**ROWS**:
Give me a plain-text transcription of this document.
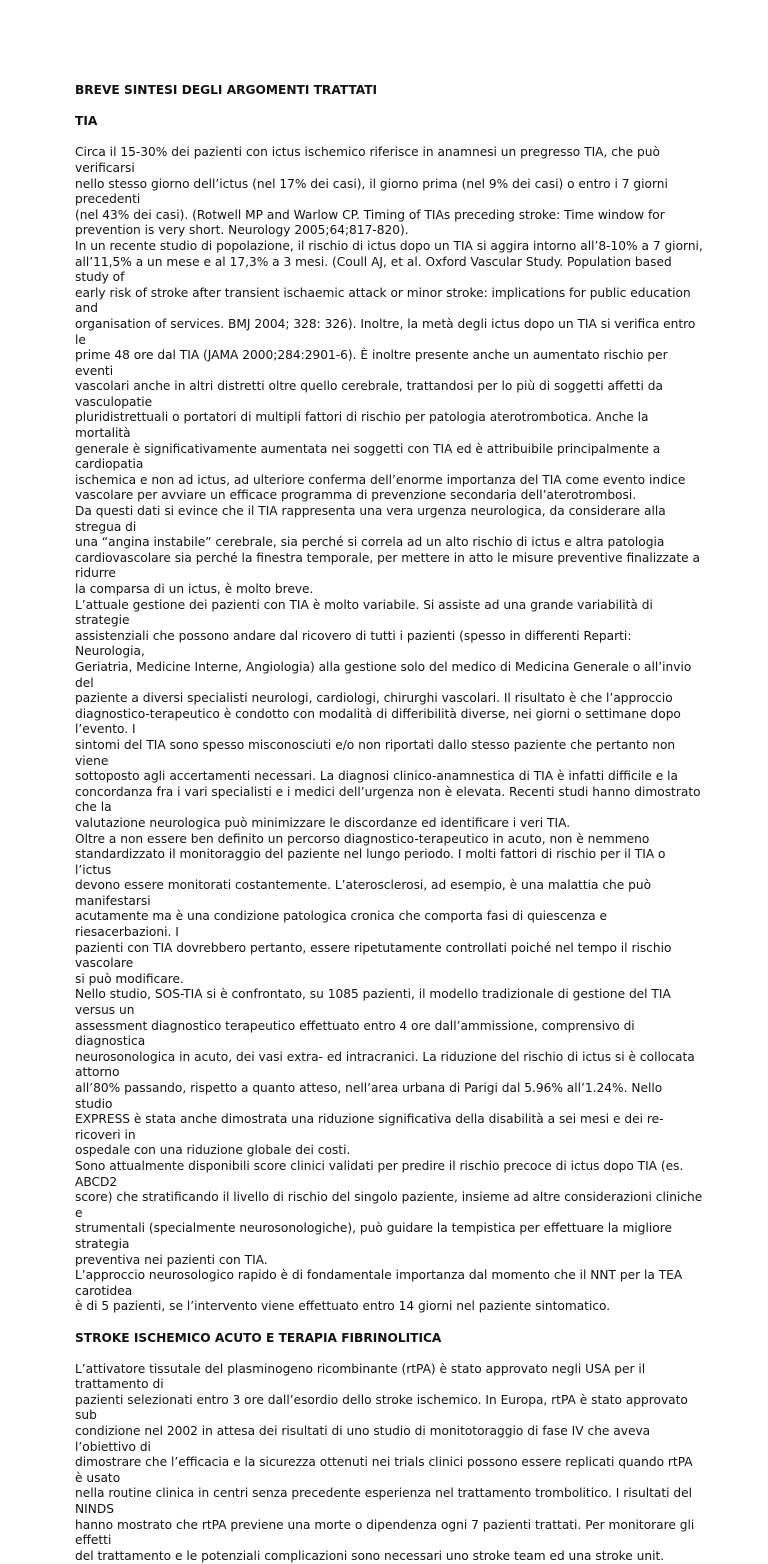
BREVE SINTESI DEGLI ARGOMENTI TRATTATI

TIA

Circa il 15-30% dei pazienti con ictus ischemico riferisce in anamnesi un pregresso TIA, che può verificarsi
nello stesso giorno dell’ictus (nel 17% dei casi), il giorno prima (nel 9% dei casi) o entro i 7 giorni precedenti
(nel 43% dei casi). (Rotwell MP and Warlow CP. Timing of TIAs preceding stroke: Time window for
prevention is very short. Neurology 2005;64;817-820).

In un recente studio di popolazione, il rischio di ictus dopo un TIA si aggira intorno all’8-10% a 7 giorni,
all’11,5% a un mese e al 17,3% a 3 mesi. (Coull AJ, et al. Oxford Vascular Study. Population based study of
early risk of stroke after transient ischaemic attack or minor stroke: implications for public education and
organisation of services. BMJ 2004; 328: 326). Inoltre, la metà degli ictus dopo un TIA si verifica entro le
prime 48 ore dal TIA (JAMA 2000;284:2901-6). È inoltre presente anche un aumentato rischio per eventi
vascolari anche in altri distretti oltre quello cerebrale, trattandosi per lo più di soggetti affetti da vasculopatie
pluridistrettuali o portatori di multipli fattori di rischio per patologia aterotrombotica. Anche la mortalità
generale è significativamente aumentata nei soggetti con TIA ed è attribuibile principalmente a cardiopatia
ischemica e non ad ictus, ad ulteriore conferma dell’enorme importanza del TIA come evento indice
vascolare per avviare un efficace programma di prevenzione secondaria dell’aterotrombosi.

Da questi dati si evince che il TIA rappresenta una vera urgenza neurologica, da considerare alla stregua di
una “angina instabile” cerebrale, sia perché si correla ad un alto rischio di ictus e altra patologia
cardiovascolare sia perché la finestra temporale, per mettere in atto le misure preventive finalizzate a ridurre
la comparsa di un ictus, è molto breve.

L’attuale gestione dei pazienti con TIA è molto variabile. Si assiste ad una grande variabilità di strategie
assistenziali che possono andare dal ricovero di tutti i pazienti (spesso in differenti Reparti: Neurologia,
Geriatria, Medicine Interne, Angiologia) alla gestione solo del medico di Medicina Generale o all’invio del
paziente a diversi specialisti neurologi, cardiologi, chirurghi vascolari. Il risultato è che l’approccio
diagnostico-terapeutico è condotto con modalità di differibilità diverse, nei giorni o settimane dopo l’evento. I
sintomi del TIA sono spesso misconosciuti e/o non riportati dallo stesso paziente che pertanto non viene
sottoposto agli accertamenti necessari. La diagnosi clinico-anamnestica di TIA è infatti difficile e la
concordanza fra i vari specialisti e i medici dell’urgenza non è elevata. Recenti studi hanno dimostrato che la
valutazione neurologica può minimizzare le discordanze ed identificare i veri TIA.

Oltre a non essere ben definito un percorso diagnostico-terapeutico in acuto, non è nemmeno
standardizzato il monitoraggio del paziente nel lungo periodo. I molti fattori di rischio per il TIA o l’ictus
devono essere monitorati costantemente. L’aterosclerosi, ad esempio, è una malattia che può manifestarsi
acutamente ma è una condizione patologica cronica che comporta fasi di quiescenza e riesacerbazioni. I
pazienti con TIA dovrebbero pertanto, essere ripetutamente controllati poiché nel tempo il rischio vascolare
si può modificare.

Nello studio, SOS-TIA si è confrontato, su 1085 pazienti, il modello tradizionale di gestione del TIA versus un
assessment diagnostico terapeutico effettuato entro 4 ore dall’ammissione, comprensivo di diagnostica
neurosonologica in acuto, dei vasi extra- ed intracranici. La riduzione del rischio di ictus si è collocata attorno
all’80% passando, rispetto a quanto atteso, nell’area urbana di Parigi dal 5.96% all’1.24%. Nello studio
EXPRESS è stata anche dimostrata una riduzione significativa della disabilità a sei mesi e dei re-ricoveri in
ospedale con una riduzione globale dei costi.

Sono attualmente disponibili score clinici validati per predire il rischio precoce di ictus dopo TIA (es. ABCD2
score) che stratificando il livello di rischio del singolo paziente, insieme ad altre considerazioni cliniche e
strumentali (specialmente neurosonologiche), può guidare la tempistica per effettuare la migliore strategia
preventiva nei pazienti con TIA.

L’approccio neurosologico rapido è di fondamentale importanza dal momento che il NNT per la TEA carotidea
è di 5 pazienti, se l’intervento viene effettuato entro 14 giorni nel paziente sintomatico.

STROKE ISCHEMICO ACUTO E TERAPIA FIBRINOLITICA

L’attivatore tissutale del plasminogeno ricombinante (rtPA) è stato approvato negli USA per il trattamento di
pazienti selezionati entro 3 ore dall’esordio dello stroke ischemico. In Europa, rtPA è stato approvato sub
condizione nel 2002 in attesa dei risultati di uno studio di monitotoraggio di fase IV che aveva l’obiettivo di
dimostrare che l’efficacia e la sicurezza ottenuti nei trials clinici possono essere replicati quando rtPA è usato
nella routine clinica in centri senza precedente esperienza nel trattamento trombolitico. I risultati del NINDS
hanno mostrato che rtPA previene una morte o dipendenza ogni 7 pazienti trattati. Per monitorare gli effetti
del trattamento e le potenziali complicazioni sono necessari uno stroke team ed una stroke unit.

==

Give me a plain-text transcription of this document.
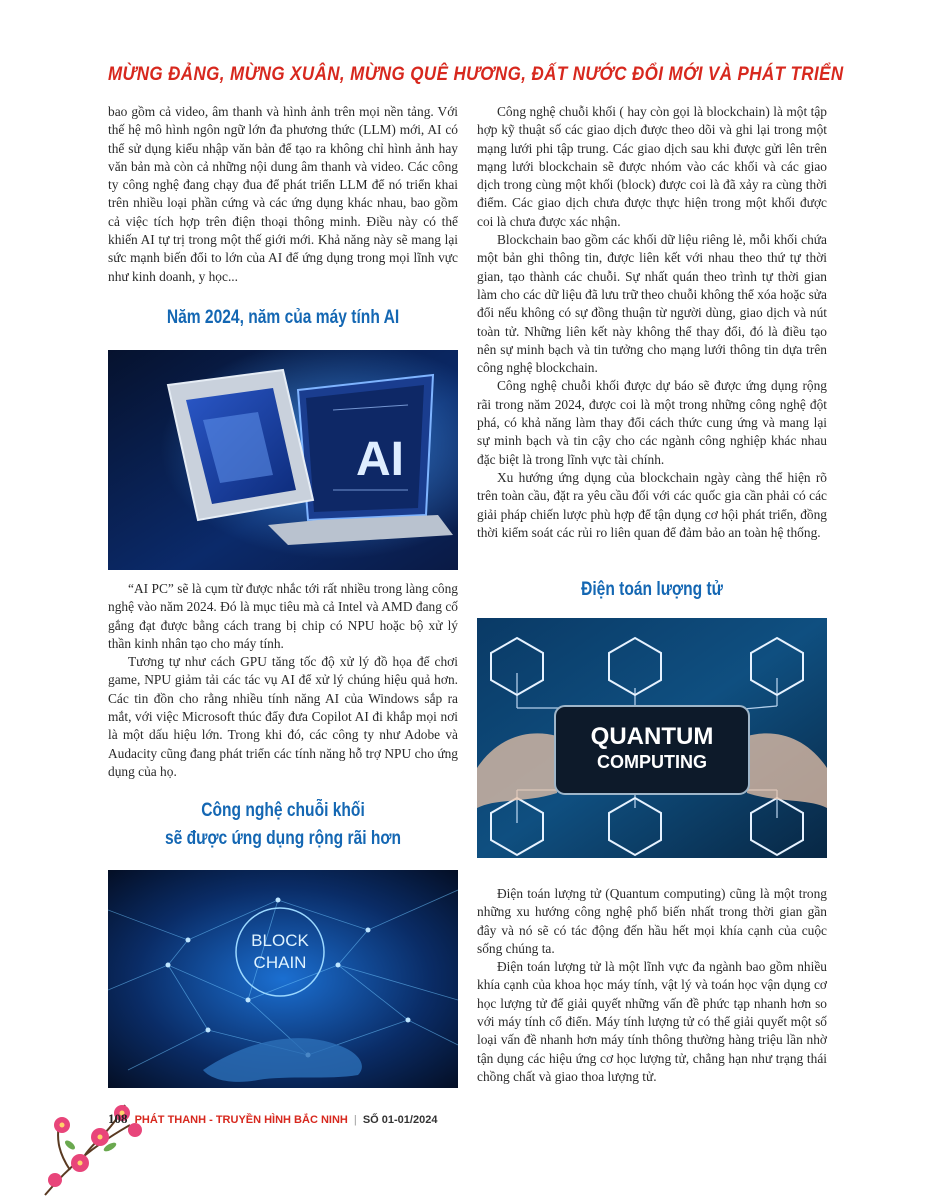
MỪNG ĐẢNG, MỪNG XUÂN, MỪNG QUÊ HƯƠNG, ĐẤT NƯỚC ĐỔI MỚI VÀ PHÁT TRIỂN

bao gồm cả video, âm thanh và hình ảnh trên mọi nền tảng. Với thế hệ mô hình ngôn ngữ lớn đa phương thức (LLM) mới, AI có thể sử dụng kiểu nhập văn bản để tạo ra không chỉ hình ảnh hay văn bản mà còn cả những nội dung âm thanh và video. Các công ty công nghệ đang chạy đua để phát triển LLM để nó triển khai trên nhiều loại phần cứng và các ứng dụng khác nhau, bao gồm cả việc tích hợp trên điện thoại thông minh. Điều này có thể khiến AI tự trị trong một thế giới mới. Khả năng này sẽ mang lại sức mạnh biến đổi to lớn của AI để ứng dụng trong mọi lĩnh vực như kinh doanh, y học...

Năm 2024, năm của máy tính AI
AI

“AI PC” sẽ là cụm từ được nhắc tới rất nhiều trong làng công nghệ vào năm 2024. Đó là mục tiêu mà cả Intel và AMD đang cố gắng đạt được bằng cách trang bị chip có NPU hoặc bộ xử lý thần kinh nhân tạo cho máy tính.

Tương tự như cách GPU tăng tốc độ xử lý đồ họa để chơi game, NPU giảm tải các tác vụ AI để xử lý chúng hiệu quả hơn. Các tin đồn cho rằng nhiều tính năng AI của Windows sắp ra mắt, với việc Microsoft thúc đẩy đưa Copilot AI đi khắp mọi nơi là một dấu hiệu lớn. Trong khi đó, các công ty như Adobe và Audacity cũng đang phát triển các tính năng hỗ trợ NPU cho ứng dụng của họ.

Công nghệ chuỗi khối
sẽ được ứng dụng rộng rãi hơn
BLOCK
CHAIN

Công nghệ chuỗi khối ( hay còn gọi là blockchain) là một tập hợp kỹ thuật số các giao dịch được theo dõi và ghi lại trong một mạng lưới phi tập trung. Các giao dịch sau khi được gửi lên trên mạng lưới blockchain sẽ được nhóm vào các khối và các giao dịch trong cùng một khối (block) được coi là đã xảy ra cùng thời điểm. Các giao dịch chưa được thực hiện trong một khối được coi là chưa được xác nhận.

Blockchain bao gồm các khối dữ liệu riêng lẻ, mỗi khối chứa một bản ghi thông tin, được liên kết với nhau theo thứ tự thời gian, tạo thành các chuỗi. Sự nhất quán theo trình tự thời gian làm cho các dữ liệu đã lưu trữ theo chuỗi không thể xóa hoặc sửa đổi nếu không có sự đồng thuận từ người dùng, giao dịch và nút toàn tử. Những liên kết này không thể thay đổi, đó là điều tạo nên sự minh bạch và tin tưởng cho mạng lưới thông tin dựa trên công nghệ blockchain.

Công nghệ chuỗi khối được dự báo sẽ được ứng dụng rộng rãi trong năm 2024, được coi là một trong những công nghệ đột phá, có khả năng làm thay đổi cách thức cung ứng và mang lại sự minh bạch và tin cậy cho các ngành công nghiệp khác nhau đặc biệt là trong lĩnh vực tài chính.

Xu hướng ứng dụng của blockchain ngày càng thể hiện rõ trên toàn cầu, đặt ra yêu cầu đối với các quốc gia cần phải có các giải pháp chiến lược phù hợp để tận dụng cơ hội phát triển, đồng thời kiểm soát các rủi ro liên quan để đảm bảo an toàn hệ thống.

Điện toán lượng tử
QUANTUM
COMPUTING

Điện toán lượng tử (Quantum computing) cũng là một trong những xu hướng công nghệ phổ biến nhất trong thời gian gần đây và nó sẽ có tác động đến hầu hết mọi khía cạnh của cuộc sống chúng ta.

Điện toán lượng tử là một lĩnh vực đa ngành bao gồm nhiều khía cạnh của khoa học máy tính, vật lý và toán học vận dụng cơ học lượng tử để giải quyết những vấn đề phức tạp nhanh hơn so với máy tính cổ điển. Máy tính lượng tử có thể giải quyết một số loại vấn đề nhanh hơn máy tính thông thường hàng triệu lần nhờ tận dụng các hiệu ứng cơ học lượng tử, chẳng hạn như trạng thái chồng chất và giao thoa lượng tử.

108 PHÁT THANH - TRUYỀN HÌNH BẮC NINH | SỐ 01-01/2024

**EXERCISE AIM**:
Copy each line that contains the word "cũng".

**TASK SOLUTION**:
Tương tự như cách GPU tăng tốc độ xử lý đồ họa để chơi game, NPU giảm tải các tác vụ AI để xử lý chúng hiệu quả hơn. Các tin đồn cho rằng nhiều tính năng AI của Windows sắp ra mắt, với việc Microsoft thúc đẩy đưa Copilot AI đi khắp mọi nơi là một dấu hiệu lớn. Trong khi đó, các công ty như Adobe và Audacity cũng đang phát triển các tính năng hỗ trợ NPU cho ứng dụng của họ.
Điện toán lượng tử (Quantum computing) cũng là một trong những xu hướng công nghệ phổ biến nhất trong thời gian gần đây và nó sẽ có tác động đến hầu hết mọi khía cạnh của cuộc sống chúng ta.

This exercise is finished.